Challenge: Below are some records; return each one exactly.

# Data excerpts start

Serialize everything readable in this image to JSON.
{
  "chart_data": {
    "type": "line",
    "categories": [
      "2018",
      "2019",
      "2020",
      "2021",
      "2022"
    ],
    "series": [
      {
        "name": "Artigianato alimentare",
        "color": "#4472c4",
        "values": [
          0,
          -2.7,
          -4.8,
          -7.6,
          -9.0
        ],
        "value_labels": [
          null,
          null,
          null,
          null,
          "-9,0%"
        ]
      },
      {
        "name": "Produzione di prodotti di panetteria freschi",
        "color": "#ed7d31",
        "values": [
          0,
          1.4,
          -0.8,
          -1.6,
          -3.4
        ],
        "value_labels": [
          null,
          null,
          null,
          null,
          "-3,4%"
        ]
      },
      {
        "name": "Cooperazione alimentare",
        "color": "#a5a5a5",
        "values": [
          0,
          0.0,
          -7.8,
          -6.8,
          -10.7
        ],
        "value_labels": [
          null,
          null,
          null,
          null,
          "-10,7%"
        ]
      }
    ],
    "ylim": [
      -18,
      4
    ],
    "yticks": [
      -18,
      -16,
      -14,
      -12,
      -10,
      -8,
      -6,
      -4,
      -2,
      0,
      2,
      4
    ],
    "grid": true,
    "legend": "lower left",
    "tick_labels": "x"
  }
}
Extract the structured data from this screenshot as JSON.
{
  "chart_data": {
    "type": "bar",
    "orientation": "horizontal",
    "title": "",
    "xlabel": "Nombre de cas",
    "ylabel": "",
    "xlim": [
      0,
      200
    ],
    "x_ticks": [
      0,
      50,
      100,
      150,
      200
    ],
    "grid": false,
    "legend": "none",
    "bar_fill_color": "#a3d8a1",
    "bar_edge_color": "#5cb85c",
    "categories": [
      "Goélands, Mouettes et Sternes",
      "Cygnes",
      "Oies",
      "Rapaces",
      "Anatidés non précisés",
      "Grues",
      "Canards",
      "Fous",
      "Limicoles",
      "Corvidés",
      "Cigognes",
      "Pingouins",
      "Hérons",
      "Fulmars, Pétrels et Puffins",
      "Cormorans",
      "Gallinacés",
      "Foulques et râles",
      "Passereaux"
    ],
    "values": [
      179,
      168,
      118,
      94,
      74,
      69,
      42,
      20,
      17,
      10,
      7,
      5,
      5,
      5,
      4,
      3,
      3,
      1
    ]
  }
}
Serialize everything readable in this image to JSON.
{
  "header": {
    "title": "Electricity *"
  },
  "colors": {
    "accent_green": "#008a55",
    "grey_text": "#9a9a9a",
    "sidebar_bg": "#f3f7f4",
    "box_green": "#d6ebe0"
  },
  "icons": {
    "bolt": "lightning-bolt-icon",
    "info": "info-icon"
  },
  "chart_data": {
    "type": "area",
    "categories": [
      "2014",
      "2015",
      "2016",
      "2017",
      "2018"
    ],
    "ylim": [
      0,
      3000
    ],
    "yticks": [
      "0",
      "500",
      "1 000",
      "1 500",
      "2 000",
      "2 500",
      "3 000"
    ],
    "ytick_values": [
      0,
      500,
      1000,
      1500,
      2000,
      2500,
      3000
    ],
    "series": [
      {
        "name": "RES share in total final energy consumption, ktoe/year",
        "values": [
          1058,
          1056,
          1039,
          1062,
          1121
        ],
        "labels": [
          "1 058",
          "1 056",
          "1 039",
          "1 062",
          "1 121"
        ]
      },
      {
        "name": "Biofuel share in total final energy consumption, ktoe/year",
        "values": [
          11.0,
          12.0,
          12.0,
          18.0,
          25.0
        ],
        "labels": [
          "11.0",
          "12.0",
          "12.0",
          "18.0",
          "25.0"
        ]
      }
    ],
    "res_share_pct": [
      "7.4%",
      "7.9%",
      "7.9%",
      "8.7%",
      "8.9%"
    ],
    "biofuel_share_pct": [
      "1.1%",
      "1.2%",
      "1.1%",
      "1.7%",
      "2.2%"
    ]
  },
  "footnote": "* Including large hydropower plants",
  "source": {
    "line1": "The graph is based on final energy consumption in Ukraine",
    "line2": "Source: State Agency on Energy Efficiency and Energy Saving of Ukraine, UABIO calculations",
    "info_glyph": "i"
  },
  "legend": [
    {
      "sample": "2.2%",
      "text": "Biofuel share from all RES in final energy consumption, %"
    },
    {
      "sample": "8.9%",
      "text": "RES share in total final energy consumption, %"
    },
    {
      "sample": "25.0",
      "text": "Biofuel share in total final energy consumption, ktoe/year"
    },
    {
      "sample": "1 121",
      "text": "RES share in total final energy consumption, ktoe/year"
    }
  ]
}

# Data excerpts end

Answer below:
Serialize everything readable in this image to JSON.
{
  "chart_data": {
    "type": "line",
    "categories": [
      "2018",
      "2019",
      "2020",
      "2021",
      "2022"
    ],
    "series": [
      {
        "name": "Artigianato alimentare",
        "color": "#4472c4",
        "values": [
          0,
          -2.7,
          -4.8,
          -7.6,
          -9.0
        ],
        "value_labels": [
          null,
          null,
          null,
          null,
          "-9,0%"
        ]
      },
      {
        "name": "Produzione di prodotti di panetteria freschi",
        "color": "#ed7d31",
        "values": [
          0,
          1.4,
          -0.8,
          -1.6,
          -3.4
        ],
        "value_labels": [
          null,
          null,
          null,
          null,
          "-3,4%"
        ]
      },
      {
        "name": "Cooperazione alimentare",
        "color": "#a5a5a5",
        "values": [
          0,
          0.0,
          -7.8,
          -6.8,
          -10.7
        ],
        "value_labels": [
          null,
          null,
          null,
          null,
          "-10,7%"
        ]
      }
    ],
    "ylim": [
      -18,
      4
    ],
    "yticks": [
      -18,
      -16,
      -14,
      -12,
      -10,
      -8,
      -6,
      -4,
      -2,
      0,
      2,
      4
    ],
    "grid": true,
    "legend": "lower left",
    "tick_labels": "x"
  }
}
Extract the structured data from this screenshot as JSON.
{
  "chart_data": {
    "type": "bar",
    "orientation": "horizontal",
    "title": "",
    "xlabel": "Nombre de cas",
    "ylabel": "",
    "xlim": [
      0,
      200
    ],
    "x_ticks": [
      0,
      50,
      100,
      150,
      200
    ],
    "grid": false,
    "legend": "none",
    "bar_fill_color": "#a3d8a1",
    "bar_edge_color": "#5cb85c",
    "categories": [
      "Goélands, Mouettes et Sternes",
      "Cygnes",
      "Oies",
      "Rapaces",
      "Anatidés non précisés",
      "Grues",
      "Canards",
      "Fous",
      "Limicoles",
      "Corvidés",
      "Cigognes",
      "Pingouins",
      "Hérons",
      "Fulmars, Pétrels et Puffins",
      "Cormorans",
      "Gallinacés",
      "Foulques et râles",
      "Passereaux"
    ],
    "values": [
      179,
      168,
      118,
      94,
      74,
      69,
      42,
      20,
      17,
      10,
      7,
      5,
      5,
      5,
      4,
      3,
      3,
      1
    ]
  }
}
Serialize everything readable in this image to JSON.
{
  "header": {
    "title": "Electricity *"
  },
  "colors": {
    "accent_green": "#008a55",
    "grey_text": "#9a9a9a",
    "sidebar_bg": "#f3f7f4",
    "box_green": "#d6ebe0"
  },
  "icons": {
    "bolt": "lightning-bolt-icon",
    "info": "info-icon"
  },
  "chart_data": {
    "type": "area",
    "categories": [
      "2014",
      "2015",
      "2016",
      "2017",
      "2018"
    ],
    "ylim": [
      0,
      3000
    ],
    "yticks": [
      "0",
      "500",
      "1 000",
      "1 500",
      "2 000",
      "2 500",
      "3 000"
    ],
    "ytick_values": [
      0,
      500,
      1000,
      1500,
      2000,
      2500,
      3000
    ],
    "series": [
      {
        "name": "RES share in total final energy consumption, ktoe/year",
        "values": [
          1058,
          1056,
          1039,
          1062,
          1121
        ],
        "labels": [
          "1 058",
          "1 056",
          "1 039",
          "1 062",
          "1 121"
        ]
      },
      {
        "name": "Biofuel share in total final energy consumption, ktoe/year",
        "values": [
          11.0,
          12.0,
          12.0,
          18.0,
          25.0
        ],
        "labels": [
          "11.0",
          "12.0",
          "12.0",
          "18.0",
          "25.0"
        ]
      }
    ],
    "res_share_pct": [
      "7.4%",
      "7.9%",
      "7.9%",
      "8.7%",
      "8.9%"
    ],
    "biofuel_share_pct": [
      "1.1%",
      "1.2%",
      "1.1%",
      "1.7%",
      "2.2%"
    ]
  },
  "footnote": "* Including large hydropower plants",
  "source": {
    "line1": "The graph is based on final energy consumption in Ukraine",
    "line2": "Source: State Agency on Energy Efficiency and Energy Saving of Ukraine, UABIO calculations",
    "info_glyph": "i"
  },
  "legend": [
    {
      "sample": "2.2%",
      "text": "Biofuel share from all RES in final energy consumption, %"
    },
    {
      "sample": "8.9%",
      "text": "RES share in total final energy consumption, %"
    },
    {
      "sample": "25.0",
      "text": "Biofuel share in total final energy consumption, ktoe/year"
    },
    {
      "sample": "1 121",
      "text": "RES share in total final energy consumption, ktoe/year"
    }
  ]
}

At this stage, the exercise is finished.